**Aim**. Check each line of the records below and collect those holding "circle".

Records:
++++++

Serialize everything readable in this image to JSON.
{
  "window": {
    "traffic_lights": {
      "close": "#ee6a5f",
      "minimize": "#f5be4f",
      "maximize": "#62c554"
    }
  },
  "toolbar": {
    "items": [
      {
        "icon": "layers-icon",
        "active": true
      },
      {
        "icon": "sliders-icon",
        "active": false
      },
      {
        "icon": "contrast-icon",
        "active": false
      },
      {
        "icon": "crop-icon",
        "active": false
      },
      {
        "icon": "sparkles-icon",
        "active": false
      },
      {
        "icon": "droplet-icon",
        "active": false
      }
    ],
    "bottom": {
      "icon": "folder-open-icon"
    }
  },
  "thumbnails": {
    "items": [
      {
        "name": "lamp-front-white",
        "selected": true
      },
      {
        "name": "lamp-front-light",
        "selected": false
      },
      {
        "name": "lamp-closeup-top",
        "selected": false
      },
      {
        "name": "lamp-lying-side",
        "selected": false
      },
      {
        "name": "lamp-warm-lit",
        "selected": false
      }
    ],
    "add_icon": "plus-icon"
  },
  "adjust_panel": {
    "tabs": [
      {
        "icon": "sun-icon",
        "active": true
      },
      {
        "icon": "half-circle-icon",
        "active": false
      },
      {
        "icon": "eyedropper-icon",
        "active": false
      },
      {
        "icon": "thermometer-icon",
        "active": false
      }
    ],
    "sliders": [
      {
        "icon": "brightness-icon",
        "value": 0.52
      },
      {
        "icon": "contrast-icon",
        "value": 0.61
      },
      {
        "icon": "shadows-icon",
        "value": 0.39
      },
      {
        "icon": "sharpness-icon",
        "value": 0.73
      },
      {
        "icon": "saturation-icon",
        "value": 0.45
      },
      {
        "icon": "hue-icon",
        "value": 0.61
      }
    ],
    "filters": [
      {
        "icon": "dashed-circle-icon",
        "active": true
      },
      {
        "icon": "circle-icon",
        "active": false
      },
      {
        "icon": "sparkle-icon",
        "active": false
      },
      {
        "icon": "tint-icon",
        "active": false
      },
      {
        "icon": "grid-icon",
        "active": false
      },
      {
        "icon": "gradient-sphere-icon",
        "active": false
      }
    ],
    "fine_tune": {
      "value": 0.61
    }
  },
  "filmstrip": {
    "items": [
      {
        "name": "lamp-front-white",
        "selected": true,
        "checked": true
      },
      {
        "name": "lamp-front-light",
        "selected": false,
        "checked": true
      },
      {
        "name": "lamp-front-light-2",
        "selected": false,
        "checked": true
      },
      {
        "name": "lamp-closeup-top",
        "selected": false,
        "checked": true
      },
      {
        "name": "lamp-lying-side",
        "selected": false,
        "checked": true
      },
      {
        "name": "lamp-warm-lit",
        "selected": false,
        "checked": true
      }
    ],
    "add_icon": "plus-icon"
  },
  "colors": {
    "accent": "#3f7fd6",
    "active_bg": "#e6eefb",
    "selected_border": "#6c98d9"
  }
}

++++++

**Full output**.
        "icon": "half-circle-icon",
        "icon": "dashed-circle-icon",
        "icon": "circle-icon",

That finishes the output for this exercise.